• THE EXERCISE: In the data, extract each line that holds the string "resurser".

= = =

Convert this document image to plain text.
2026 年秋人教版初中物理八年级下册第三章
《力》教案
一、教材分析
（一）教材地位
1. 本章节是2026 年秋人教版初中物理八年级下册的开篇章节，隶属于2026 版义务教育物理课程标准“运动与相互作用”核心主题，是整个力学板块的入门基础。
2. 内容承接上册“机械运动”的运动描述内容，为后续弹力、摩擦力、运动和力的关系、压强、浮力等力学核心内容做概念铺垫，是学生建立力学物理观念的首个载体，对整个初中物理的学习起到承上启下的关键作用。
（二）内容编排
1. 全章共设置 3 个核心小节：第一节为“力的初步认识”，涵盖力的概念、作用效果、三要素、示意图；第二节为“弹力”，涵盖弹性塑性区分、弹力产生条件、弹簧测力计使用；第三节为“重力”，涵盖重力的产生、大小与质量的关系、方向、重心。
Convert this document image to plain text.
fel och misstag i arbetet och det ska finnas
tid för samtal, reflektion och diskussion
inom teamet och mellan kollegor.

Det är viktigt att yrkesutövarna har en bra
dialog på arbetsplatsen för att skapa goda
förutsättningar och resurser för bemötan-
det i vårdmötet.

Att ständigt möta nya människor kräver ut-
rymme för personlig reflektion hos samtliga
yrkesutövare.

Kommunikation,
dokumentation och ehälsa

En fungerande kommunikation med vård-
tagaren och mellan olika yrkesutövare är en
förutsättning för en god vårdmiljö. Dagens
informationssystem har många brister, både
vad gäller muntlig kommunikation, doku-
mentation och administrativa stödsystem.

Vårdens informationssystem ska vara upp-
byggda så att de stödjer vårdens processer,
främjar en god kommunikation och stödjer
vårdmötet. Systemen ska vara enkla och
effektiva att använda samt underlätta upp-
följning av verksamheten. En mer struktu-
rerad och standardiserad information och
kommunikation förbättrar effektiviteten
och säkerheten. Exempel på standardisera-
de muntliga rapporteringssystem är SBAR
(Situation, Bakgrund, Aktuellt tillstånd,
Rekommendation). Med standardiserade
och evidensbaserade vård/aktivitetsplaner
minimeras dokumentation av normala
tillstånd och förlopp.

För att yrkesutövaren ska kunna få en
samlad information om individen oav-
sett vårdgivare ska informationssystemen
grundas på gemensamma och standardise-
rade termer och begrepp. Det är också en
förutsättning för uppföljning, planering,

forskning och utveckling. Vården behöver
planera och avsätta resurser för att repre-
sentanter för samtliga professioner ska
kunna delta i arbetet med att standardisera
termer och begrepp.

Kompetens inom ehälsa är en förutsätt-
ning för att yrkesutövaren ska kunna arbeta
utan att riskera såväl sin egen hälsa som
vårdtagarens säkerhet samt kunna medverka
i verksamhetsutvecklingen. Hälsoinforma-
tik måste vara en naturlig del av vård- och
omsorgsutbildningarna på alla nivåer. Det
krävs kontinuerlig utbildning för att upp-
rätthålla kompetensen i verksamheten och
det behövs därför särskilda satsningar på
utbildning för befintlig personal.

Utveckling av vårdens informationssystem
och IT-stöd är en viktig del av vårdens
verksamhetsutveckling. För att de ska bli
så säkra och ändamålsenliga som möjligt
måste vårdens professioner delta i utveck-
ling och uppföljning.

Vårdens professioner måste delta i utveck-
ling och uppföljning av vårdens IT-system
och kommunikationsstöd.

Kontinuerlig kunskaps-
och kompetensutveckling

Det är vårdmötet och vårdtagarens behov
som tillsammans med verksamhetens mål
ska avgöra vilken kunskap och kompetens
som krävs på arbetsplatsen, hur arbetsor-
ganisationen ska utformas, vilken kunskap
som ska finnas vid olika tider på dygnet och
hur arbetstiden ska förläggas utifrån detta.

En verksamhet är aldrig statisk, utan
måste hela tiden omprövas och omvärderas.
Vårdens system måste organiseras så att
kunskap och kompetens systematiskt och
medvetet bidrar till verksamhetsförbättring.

= = =

• COMPLETE ANSWER:
förutsättningar och resurser för bemötan-
planera och avsätta resurser för att repre-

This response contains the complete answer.